Supplied material:
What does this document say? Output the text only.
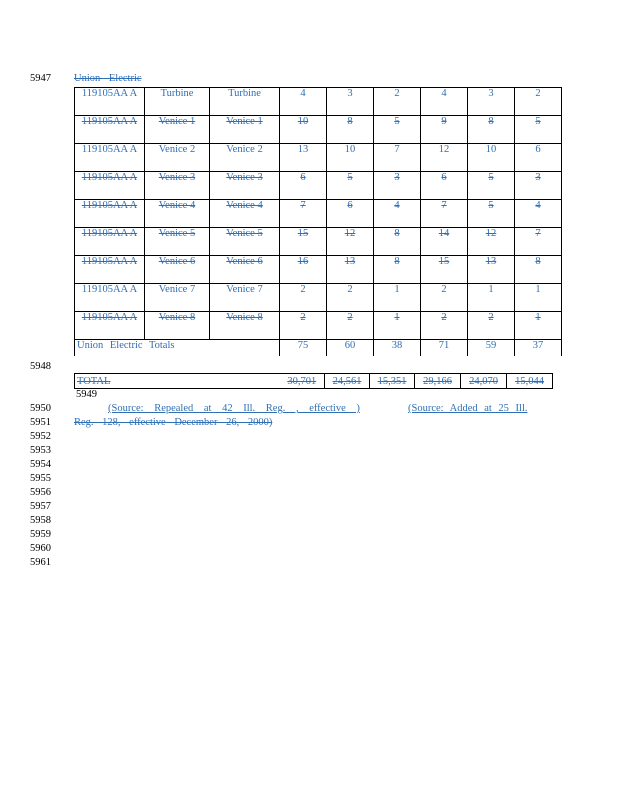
5947
5948
5950
5951
5952
5953
5954
5955
5956
5957
5958
5959
5960
5961
Union Electric
119105AA A	Turbine	Turbine	4	3	2	4	3	2
119105AA A	Venice 1	Venice 1	10	8	5	9	8	5
119105AA A	Venice 2	Venice 2	13	10	7	12	10	6
119105AA A	Venice 3	Venice 3	6	5	3	6	5	3
119105AA A	Venice 4	Venice 4	7	6	4	7	5	4
119105AA A	Venice 5	Venice 5	15	12	8	14	12	7
119105AA A	Venice 6	Venice 6	16	13	8	15	13	8
119105AA A	Venice 7	Venice 7	2	2	1	2	1	1
119105AA A	Venice 8	Venice 8	2	2	1	2	2	1
Union Electric Totals			75	60	38	71	59	37
TOTAL	30,701	24,561	15,351	29,166	24,070	15,044
5949
(Source: Repealed at 42 Ill. Reg. , effective )	(Source: Added at 25 Ill.
Reg. 128, effective December 26, 2000)
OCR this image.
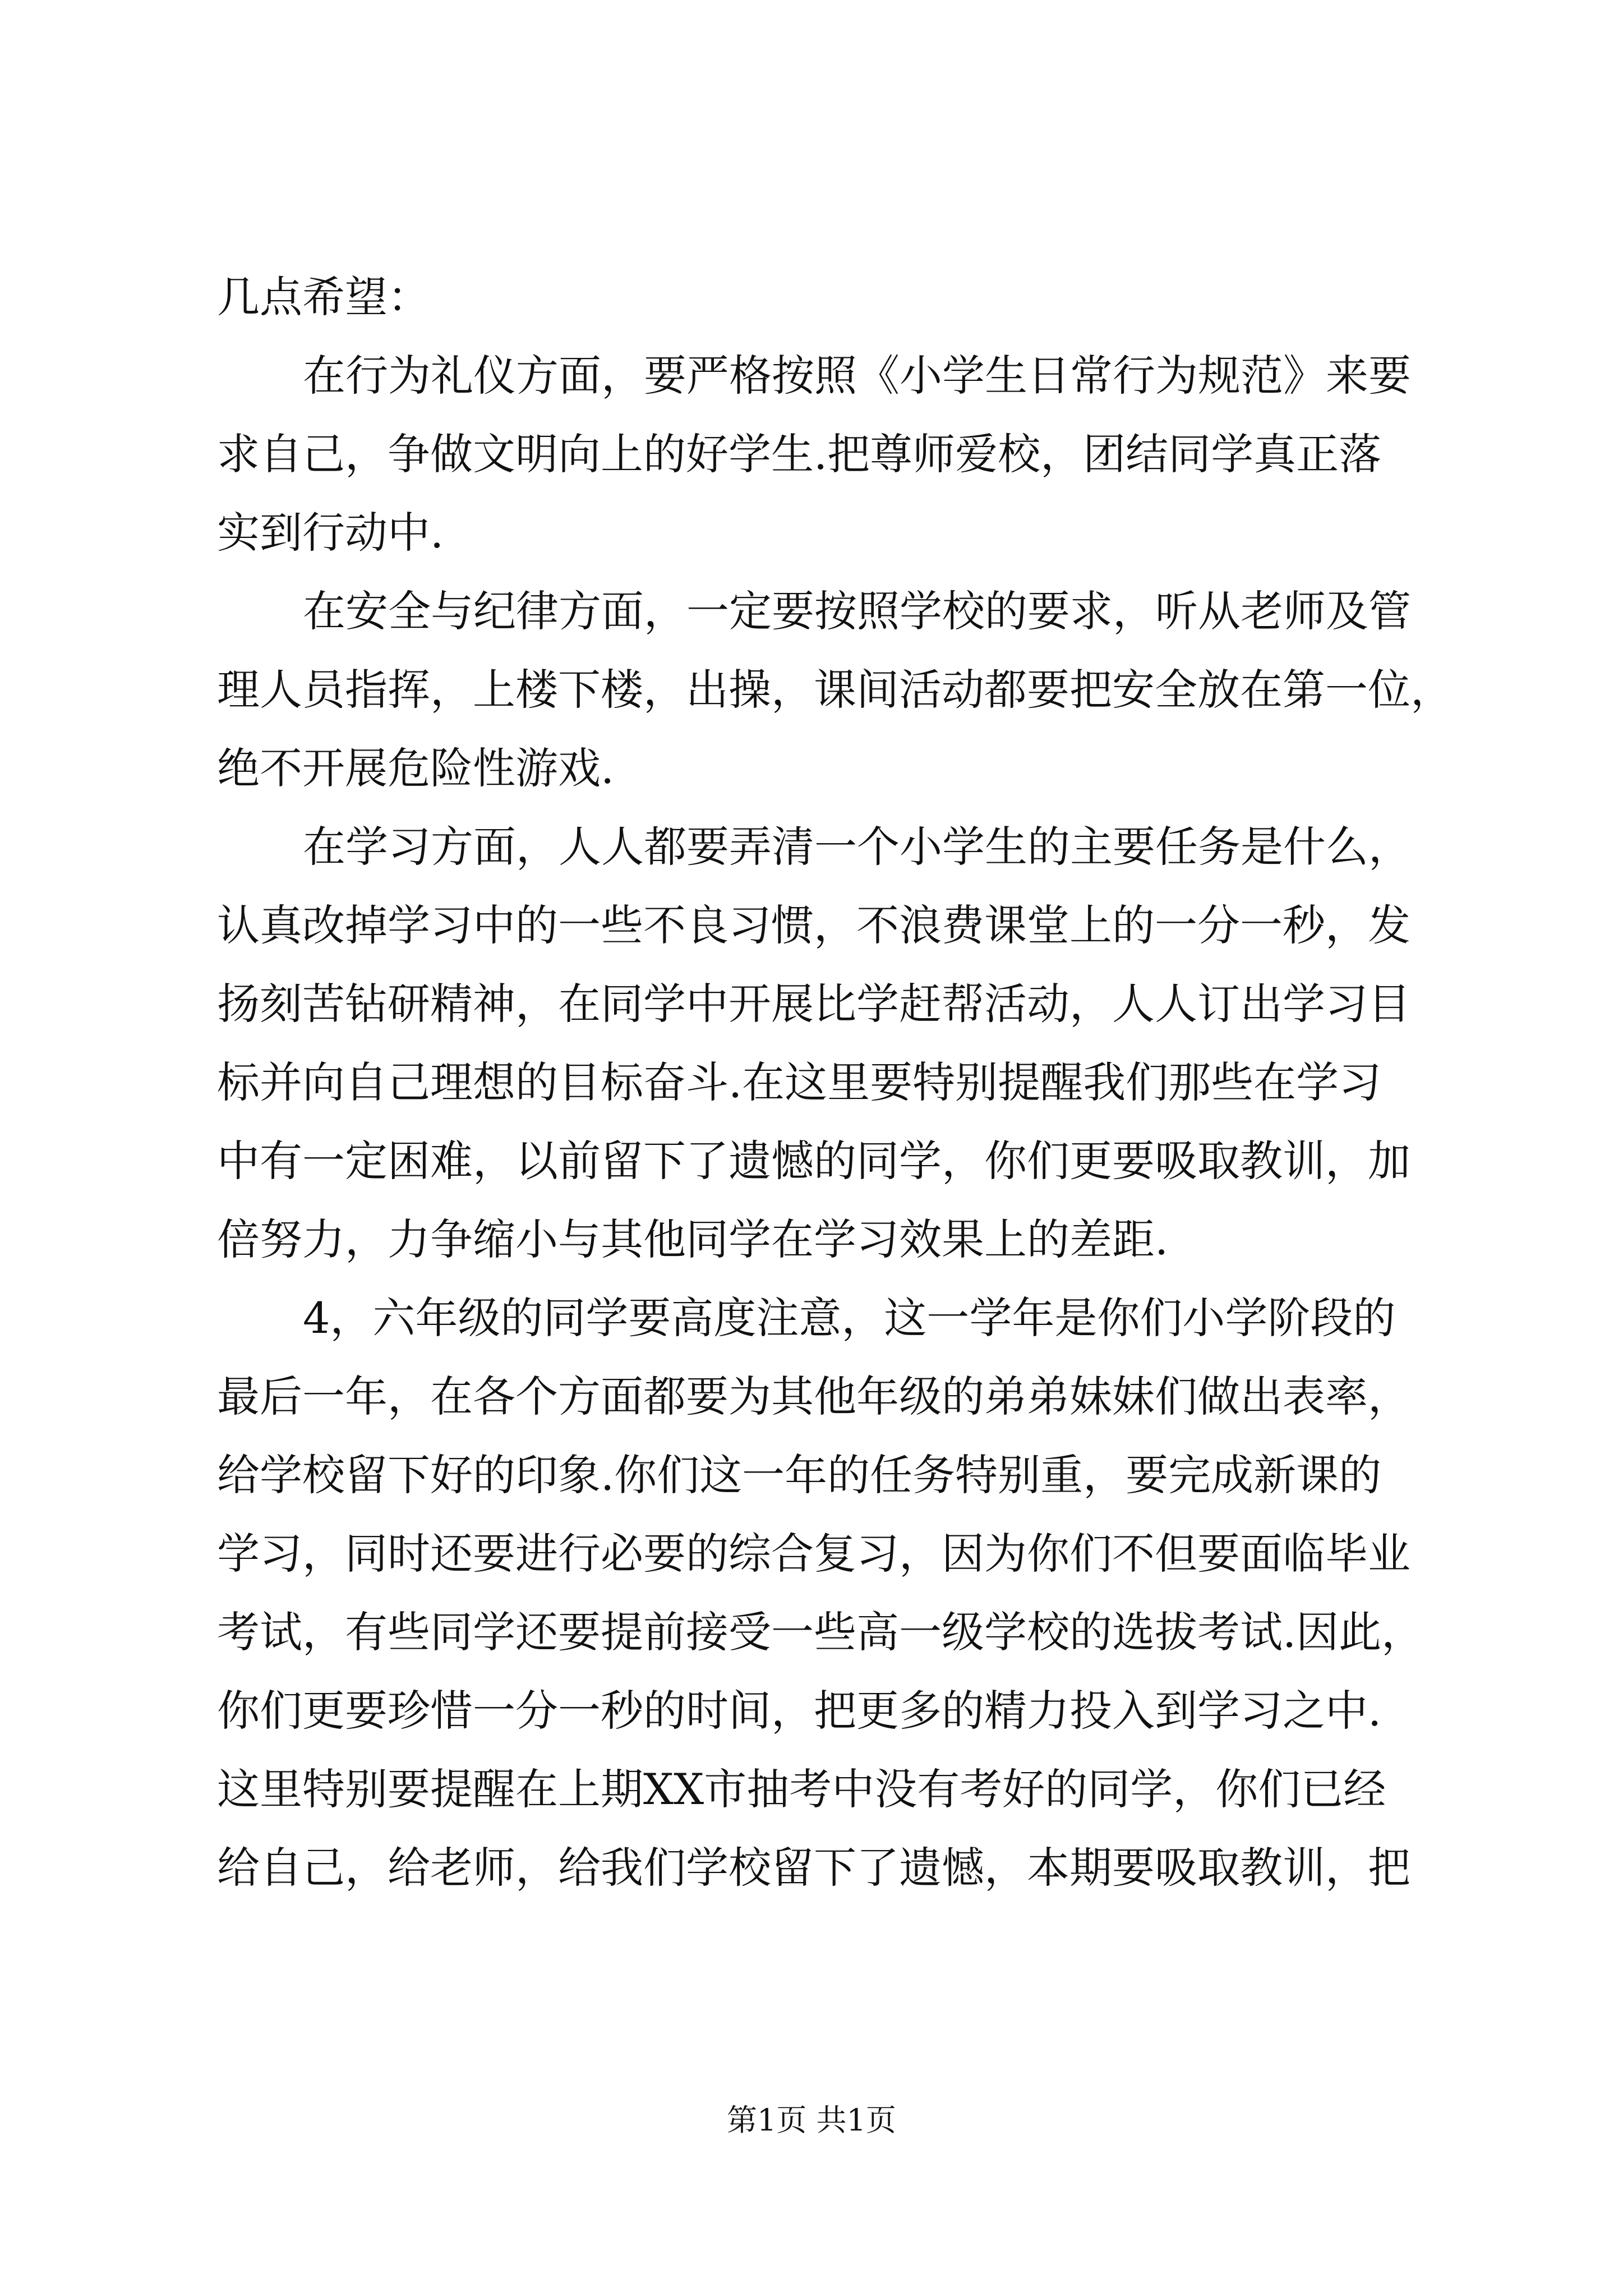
几点希望：
在行为礼仪方面，要严格按照《小学生日常行为规范》来要
求自己，争做文明向上的好学生.把尊师爱校，团结同学真正落
实到行动中.
在安全与纪律方面，一定要按照学校的要求，听从老师及管
理人员指挥，上楼下楼，出操，课间活动都要把安全放在第一位，
绝不开展危险性游戏.
在学习方面，人人都要弄清一个小学生的主要任务是什么，
认真改掉学习中的一些不良习惯，不浪费课堂上的一分一秒，发
扬刻苦钻研精神，在同学中开展比学赶帮活动，人人订出学习目
标并向自己理想的目标奋斗.在这里要特别提醒我们那些在学习
中有一定困难，以前留下了遗憾的同学，你们更要吸取教训，加
倍努力，力争缩小与其他同学在学习效果上的差距.
4，六年级的同学要高度注意，这一学年是你们小学阶段的
最后一年，在各个方面都要为其他年级的弟弟妹妹们做出表率，
给学校留下好的印象.你们这一年的任务特别重，要完成新课的
学习，同时还要进行必要的综合复习，因为你们不但要面临毕业
考试，有些同学还要提前接受一些高一级学校的选拔考试.因此，
你们更要珍惜一分一秒的时间，把更多的精力投入到学习之中.
这里特别要提醒在上期XX市抽考中没有考好的同学，你们已经
给自己，给老师，给我们学校留下了遗憾，本期要吸取教训，把
第1页 共1页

Set problem: Skip the images and write out the rest of the listing exactly.

The reply:
What does this document say? Output the text only.
5947
5948
5950
5951
5952
5953
5954
5955
5956
5957
5958
5959
5960
5961
Union Electric
119105AA A	Turbine	Turbine	4	3	2	4	3	2
119105AA A	Venice 1	Venice 1	10	8	5	9	8	5
119105AA A	Venice 2	Venice 2	13	10	7	12	10	6
119105AA A	Venice 3	Venice 3	6	5	3	6	5	3
119105AA A	Venice 4	Venice 4	7	6	4	7	5	4
119105AA A	Venice 5	Venice 5	15	12	8	14	12	7
119105AA A	Venice 6	Venice 6	16	13	8	15	13	8
119105AA A	Venice 7	Venice 7	2	2	1	2	1	1
119105AA A	Venice 8	Venice 8	2	2	1	2	2	1
Union Electric Totals			75	60	38	71	59	37
TOTAL	30,701	24,561	15,351	29,166	24,070	15,044
5949
(Source: Repealed at 42 Ill. Reg. , effective )	(Source: Added at 25 Ill.
Reg. 128, effective December 26, 2000)
OCR this image.
几点希望：
在行为礼仪方面，要严格按照《小学生日常行为规范》来要
求自己，争做文明向上的好学生.把尊师爱校，团结同学真正落
实到行动中.
在安全与纪律方面，一定要按照学校的要求，听从老师及管
理人员指挥，上楼下楼，出操，课间活动都要把安全放在第一位，
绝不开展危险性游戏.
在学习方面，人人都要弄清一个小学生的主要任务是什么，
认真改掉学习中的一些不良习惯，不浪费课堂上的一分一秒，发
扬刻苦钻研精神，在同学中开展比学赶帮活动，人人订出学习目
标并向自己理想的目标奋斗.在这里要特别提醒我们那些在学习
中有一定困难，以前留下了遗憾的同学，你们更要吸取教训，加
倍努力，力争缩小与其他同学在学习效果上的差距.
4，六年级的同学要高度注意，这一学年是你们小学阶段的
最后一年，在各个方面都要为其他年级的弟弟妹妹们做出表率，
给学校留下好的印象.你们这一年的任务特别重，要完成新课的
学习，同时还要进行必要的综合复习，因为你们不但要面临毕业
考试，有些同学还要提前接受一些高一级学校的选拔考试.因此，
你们更要珍惜一分一秒的时间，把更多的精力投入到学习之中.
这里特别要提醒在上期XX市抽考中没有考好的同学，你们已经
给自己，给老师，给我们学校留下了遗憾，本期要吸取教训，把
第1页 共1页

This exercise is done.